TEXT BLOCK:
• • • •

Nightingale Open Science data show what actually happened to patients rather than relying on doctor’s notes
Ziad Obermeyer launched Nightingale Open Science last month. He has made the data sets free to use © Handout
Madhumita Murgia in London
Ziad Obermeyer, a physician and machine learning scientist at the University of California, Berkeley, launched Nightingale Open Science last month — a treasure trove of unique medical data sets, each curated around an unsolved medical mystery that artificial intelligence could help to solve.
The data sets, released after the project received $2m of funding from former Google chief executive Eric Schmidt, could help to train computer algorithms to predict medical conditions earlier, triage better and save lives.
The data include 40 terabytes of medical imagery, such as X-rays, electrocardiogram waveforms and pathology specimens, from patients with a range of conditions, including high-risk breast cancer, sudden cardiac arrest, fractures and Covid-19. Each image is labelled with the patient’s medical outcomes, such as the stage of breast cancer and whether it resulted in death, or whether a Covid patient needed a ventilator.
Obermeyer has made the data sets free to use and mainly worked with hospitals in the US and Taiwan to build them over two years. He plans to expand this to Kenya and Lebanon in the coming months to reflect as much medical diversity as possible.
“Nothing exists like it,” said Obermeyer, who announced the new project in December alongside colleagues at NeurIPS, the global academic conference for artificial intelligence. “What sets this apart from anything available online is the data sets are labelled with the ‘ground truth’, which means with what really happened to a patient and not just a doctor’s opinion.”
This means that data sets on cardiac arrest ECGs, for example, have not been labelled depending on whether a cardiologist detected something suspicious, but with whether that patient eventually had a heart attack. “We can learn from actual patient outcomes, rather than replicate flawed human judgment,” Obermeyer said.
In the past year, the AI community has undergone a sector-wide shift from collecting “big data” — as much data as possible — to meaningful data, or information that is more curated and relevant to a specific problem, which can be used to address issues such as ingrained human biases in healthcare, image recognition or natural language processing.
Until now, many healthcare algorithms have been proven to amplify existing health disparities. For instance, Obermeyer found that an AI system used by hospitals treating up to 70m Americans, which allocated extra medical support for patients with chronic illnesses, was prioritising healthier white patients over sicker black patients who needed help. It was assigning risk scores based on data that included an individual’s total healthcare costs in a year. The model was using healthcare costs as a proxy for healthcare needs.
The crux of this problem, which was reflected in the model’s underlying data, is that not everyone generates healthcare costs in the same way. Minorities and other underserved populations may lack access to and resources for healthcare, be less able to get time off work for doctors’ visits, or experience discrimination within the system by receiving fewer treatments or tests, which can lead to them being classed as less costly in data sets. This doesn’t necessarily mean they have been less sick.
The researchers calculated that nearly 47 per cent of black patients should have been referred for extra care, but the algorithmic bias meant that only 17 per cent were.
“Your costs are going to be lower even though your needs are the same. And that was the root of the bias that we found,” Obermeyer said. He found that several other similar AI systems also used cost as a proxy, a decision that he estimates is affecting the lives of about 200m patients.

• • • •

RECORDED DATA:
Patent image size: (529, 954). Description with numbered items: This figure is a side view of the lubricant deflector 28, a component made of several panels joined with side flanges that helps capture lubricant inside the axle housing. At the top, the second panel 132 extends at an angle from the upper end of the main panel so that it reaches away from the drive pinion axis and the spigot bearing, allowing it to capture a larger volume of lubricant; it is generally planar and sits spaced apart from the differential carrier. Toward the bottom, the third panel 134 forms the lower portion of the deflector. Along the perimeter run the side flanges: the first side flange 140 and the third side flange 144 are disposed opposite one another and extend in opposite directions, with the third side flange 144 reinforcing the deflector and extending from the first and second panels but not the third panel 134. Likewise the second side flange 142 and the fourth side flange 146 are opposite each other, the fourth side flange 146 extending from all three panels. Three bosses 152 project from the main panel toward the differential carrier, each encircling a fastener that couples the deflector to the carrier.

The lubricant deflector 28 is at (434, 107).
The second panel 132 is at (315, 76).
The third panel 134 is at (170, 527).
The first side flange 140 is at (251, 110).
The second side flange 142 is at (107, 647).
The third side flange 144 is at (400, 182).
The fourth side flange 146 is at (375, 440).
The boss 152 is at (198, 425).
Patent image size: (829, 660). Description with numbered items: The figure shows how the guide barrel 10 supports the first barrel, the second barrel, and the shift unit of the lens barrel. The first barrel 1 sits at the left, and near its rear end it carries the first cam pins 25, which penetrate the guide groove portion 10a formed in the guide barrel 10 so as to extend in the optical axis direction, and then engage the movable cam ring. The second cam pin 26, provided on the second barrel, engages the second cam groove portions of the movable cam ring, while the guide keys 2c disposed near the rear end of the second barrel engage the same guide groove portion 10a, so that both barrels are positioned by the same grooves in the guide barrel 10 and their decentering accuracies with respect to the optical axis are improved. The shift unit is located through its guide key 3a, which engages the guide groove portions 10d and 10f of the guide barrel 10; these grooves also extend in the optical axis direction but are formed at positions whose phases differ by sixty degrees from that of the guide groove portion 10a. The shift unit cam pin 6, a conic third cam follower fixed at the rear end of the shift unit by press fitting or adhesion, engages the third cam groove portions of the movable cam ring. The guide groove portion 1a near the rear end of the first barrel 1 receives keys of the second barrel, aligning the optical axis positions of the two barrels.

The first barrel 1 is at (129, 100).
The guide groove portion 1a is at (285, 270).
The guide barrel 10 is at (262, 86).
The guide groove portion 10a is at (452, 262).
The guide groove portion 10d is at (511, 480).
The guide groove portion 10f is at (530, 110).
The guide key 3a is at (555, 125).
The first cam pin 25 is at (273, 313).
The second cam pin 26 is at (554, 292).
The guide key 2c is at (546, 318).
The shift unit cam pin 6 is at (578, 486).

• • • •

THINGS TO DO:
a) In the Nightingale Open Science article, what funding did the project receive before the data sets were released, and from whom?
b) Transcribe the passage of the Nightingale Open Science article starting at "The data sets, released" and ending at "needed a ventilator.".

TASK ANSWERS:
a) $2m, from former Google chief executive Eric Schmidt.

b)
The data sets, released after the project received $2m of funding from former Google chief executive Eric Schmidt, could help to train computer algorithms to predict medical conditions earlier, triage better and save lives.
The data include 40 terabytes of medical imagery, such as X-rays, electrocardiogram waveforms and pathology specimens, from patients with a range of conditions, including high-risk breast cancer, sudden cardiac arrest, fractures and Covid-19. Each image is labelled with the patient’s medical outcomes, such as the stage of breast cancer and whether it resulted in death, or whether a Covid patient needed a ventilator.